▸ What to work on:
Using the data below, gather each line that includes the word "Lake".

▸ Part of a data file:
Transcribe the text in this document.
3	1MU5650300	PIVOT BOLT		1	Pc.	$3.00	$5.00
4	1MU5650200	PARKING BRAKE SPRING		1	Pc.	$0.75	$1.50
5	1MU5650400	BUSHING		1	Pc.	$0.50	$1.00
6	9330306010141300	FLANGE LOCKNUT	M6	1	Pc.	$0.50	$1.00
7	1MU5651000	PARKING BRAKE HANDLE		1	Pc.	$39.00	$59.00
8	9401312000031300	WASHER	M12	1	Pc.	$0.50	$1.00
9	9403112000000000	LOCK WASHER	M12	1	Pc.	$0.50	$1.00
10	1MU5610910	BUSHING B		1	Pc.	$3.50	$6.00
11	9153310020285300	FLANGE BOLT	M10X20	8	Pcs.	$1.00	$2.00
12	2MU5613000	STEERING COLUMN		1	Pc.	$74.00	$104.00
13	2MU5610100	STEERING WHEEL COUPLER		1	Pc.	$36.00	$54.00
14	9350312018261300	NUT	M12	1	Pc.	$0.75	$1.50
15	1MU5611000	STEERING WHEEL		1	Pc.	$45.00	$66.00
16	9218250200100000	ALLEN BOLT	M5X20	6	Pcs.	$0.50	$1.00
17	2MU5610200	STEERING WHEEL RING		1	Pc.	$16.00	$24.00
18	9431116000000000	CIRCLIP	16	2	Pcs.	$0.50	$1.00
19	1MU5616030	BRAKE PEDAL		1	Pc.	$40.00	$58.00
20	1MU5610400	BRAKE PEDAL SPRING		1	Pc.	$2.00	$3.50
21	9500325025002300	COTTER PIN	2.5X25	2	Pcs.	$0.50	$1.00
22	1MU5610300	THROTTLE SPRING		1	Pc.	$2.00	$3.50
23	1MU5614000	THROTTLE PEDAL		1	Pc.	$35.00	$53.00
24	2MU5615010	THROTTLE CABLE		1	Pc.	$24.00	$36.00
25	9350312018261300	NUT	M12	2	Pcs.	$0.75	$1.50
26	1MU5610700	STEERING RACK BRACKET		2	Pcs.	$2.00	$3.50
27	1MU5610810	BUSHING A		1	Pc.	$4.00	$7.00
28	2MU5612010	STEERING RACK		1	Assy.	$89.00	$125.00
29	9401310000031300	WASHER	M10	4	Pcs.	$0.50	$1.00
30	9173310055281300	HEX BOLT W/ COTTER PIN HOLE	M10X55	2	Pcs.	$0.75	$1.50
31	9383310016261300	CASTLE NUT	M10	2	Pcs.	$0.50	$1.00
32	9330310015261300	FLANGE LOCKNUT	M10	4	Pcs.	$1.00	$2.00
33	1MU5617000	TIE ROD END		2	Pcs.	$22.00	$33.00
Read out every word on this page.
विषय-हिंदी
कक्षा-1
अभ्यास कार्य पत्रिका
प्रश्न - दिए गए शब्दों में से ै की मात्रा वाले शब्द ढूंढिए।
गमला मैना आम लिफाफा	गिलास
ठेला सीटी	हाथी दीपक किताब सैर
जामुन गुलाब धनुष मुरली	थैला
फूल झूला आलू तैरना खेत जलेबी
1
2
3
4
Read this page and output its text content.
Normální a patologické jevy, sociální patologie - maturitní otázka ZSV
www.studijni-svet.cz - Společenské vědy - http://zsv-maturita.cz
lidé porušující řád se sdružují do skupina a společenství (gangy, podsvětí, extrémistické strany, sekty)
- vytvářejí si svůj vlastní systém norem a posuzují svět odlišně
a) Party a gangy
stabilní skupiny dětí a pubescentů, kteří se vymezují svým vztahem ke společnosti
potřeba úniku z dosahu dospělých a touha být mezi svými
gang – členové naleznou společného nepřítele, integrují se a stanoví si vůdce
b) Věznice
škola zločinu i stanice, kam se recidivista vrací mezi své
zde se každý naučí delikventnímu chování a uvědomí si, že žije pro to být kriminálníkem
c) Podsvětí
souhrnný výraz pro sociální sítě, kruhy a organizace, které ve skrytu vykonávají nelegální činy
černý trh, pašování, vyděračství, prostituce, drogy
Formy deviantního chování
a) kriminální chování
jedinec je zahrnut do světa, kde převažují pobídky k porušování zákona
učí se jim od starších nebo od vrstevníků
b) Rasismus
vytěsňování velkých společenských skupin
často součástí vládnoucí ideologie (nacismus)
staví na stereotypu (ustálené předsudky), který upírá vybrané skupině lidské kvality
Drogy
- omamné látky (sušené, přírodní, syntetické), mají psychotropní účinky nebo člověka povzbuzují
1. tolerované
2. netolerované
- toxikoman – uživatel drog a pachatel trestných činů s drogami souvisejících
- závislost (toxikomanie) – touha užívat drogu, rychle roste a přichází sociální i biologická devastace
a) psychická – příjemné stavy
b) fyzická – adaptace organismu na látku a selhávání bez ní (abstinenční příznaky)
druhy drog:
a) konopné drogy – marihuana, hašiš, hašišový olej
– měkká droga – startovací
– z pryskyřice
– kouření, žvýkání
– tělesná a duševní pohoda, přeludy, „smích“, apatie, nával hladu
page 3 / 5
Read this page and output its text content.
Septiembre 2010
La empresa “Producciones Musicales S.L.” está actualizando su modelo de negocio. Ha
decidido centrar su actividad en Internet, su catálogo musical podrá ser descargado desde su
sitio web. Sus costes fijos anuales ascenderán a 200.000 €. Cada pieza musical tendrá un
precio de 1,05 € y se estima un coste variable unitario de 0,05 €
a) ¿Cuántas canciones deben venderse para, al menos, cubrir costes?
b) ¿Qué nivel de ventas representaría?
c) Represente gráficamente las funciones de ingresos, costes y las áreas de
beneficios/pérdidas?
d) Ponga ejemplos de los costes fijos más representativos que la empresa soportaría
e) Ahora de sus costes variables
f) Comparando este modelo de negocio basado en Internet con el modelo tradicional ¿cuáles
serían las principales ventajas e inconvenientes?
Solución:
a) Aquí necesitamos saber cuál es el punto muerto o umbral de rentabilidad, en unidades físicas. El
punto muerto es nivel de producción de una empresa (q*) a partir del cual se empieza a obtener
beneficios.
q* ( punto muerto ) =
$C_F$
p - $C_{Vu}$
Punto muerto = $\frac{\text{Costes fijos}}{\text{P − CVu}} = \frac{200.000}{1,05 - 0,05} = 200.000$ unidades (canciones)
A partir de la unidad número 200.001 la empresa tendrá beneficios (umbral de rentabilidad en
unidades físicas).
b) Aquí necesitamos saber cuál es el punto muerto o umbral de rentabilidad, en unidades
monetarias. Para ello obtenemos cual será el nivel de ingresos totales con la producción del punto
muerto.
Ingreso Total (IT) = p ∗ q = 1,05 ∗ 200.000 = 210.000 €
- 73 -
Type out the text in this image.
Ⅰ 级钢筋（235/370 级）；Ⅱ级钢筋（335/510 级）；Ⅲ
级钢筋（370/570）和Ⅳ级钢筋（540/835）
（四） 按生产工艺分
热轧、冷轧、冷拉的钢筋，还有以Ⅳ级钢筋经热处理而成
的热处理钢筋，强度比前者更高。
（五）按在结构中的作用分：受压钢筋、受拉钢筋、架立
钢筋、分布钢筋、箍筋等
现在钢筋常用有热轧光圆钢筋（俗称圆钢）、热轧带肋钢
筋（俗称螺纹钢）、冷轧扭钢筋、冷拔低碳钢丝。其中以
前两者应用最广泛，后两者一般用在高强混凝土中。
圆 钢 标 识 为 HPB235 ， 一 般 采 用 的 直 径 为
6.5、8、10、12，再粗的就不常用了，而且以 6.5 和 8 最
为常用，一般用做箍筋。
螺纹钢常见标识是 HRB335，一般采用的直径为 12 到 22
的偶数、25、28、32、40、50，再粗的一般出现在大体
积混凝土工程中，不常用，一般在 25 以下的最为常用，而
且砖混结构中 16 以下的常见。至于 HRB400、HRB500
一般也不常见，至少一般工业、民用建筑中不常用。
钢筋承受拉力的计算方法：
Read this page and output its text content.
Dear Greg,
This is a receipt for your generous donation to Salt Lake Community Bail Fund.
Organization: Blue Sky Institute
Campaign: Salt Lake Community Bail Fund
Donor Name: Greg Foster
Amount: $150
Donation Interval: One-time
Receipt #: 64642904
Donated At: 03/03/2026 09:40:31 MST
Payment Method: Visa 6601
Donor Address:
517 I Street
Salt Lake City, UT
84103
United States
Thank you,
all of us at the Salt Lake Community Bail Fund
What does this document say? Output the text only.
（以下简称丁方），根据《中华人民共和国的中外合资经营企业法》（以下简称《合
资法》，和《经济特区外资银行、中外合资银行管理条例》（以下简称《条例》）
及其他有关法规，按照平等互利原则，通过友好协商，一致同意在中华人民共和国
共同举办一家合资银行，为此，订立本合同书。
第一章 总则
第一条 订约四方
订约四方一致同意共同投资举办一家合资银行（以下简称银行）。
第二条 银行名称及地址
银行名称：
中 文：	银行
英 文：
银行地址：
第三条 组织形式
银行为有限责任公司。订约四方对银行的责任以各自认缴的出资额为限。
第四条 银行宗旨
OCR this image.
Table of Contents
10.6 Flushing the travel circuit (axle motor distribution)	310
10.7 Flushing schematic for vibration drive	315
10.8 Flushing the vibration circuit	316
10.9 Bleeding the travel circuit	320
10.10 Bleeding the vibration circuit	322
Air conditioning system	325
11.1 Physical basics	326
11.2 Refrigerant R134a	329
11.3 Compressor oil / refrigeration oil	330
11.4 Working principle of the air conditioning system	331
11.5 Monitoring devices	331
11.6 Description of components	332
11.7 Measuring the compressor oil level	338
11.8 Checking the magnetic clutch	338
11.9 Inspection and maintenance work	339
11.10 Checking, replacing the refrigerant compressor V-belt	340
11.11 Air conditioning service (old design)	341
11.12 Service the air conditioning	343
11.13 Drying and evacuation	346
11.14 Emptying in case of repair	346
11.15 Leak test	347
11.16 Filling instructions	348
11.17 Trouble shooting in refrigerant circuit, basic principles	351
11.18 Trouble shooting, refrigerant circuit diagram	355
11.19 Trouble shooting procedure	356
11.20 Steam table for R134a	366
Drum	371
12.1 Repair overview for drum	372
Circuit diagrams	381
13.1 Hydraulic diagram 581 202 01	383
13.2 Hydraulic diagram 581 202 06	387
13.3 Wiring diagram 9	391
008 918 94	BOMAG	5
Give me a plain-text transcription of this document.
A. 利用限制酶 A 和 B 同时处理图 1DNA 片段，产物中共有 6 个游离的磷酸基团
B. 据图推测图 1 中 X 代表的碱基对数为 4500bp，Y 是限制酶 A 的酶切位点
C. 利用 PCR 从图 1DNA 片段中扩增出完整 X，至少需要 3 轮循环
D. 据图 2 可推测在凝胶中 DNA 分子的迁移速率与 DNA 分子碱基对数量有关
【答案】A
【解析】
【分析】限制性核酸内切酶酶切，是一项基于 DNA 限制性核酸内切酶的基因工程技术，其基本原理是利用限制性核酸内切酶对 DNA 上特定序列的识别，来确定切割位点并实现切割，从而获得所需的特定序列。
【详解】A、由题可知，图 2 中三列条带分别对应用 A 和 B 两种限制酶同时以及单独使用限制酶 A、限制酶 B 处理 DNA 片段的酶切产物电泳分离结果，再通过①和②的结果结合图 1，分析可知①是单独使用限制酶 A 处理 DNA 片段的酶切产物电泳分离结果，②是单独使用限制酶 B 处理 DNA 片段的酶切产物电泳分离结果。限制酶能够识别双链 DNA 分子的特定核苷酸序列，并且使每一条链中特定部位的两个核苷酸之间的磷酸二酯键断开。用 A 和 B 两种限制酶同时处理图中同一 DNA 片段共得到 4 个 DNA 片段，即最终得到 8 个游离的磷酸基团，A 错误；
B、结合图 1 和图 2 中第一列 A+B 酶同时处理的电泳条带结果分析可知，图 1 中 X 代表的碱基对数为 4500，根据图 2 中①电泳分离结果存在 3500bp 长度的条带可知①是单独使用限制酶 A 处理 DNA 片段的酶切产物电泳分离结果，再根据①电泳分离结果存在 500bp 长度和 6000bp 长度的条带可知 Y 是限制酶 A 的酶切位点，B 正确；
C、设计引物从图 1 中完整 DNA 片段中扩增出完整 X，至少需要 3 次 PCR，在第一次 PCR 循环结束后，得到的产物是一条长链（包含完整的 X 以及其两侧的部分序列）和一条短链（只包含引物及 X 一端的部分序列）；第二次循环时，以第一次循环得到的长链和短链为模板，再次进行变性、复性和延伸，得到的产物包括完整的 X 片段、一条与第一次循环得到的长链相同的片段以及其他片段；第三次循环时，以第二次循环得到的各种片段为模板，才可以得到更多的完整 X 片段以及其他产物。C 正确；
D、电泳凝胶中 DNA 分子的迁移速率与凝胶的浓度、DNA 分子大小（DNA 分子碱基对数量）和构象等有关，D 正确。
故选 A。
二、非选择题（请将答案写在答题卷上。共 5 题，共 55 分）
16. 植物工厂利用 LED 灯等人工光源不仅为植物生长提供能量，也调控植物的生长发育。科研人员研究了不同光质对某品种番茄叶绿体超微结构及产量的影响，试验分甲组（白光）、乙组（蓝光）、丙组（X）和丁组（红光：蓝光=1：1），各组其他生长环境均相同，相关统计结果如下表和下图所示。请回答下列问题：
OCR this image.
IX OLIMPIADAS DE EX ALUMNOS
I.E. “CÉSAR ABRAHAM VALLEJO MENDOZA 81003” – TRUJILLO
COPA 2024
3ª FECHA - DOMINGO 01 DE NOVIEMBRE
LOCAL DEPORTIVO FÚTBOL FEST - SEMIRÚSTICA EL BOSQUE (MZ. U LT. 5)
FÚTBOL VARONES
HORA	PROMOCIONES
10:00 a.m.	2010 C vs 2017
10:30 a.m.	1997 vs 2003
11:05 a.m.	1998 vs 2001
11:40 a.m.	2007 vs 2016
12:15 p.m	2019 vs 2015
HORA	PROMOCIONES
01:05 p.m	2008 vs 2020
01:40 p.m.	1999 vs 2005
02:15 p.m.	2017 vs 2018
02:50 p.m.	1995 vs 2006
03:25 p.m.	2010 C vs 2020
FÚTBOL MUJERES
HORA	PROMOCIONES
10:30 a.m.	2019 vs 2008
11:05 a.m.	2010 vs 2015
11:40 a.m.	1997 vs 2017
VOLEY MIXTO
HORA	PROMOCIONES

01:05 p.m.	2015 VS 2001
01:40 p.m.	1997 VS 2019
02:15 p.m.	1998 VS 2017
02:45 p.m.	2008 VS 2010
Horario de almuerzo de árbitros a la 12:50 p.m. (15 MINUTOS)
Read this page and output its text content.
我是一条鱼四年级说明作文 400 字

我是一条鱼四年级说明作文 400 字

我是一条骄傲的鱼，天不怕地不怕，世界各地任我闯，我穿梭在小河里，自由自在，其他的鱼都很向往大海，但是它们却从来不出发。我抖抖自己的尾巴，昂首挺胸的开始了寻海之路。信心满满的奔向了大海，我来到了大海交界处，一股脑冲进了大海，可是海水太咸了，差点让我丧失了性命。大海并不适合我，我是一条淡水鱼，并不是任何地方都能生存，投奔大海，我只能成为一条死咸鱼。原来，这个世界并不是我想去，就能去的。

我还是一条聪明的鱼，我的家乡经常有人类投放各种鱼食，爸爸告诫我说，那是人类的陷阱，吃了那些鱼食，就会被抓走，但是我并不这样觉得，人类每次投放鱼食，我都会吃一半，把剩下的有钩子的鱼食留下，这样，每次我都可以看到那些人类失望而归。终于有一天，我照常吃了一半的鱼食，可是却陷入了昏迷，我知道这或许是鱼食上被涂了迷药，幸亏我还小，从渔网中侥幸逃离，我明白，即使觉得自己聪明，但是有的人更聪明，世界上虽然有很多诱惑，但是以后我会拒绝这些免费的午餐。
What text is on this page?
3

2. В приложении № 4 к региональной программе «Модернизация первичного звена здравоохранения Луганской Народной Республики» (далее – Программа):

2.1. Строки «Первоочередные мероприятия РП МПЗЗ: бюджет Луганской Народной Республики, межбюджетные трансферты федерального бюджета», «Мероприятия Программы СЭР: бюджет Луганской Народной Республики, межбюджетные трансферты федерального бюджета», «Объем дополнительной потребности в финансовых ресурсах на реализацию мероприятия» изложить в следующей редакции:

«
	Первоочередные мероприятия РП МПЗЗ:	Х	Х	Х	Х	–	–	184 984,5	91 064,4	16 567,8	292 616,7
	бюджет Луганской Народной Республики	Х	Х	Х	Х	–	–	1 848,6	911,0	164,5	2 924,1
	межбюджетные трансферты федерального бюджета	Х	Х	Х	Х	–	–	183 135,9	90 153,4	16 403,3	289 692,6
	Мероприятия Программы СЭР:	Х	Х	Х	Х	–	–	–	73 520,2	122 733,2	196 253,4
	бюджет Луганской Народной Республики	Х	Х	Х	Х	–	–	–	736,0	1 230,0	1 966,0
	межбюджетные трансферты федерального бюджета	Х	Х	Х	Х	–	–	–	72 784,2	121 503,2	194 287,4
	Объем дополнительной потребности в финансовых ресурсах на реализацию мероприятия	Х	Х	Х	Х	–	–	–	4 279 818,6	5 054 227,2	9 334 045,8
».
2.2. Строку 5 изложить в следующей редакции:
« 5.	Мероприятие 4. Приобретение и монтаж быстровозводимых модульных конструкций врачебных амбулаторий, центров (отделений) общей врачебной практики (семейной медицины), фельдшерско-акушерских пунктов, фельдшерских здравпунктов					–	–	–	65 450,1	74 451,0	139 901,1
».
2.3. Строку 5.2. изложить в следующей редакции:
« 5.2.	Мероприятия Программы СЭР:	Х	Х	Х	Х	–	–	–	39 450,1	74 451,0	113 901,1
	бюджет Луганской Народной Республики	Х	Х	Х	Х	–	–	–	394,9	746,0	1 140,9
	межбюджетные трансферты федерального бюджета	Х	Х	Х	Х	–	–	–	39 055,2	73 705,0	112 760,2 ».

▸ Finished exercise:
This is a receipt for your generous donation to Salt Lake Community Bail Fund.
Campaign: Salt Lake Community Bail Fund
Salt Lake City, UT
all of us at the Salt Lake Community Bail Fund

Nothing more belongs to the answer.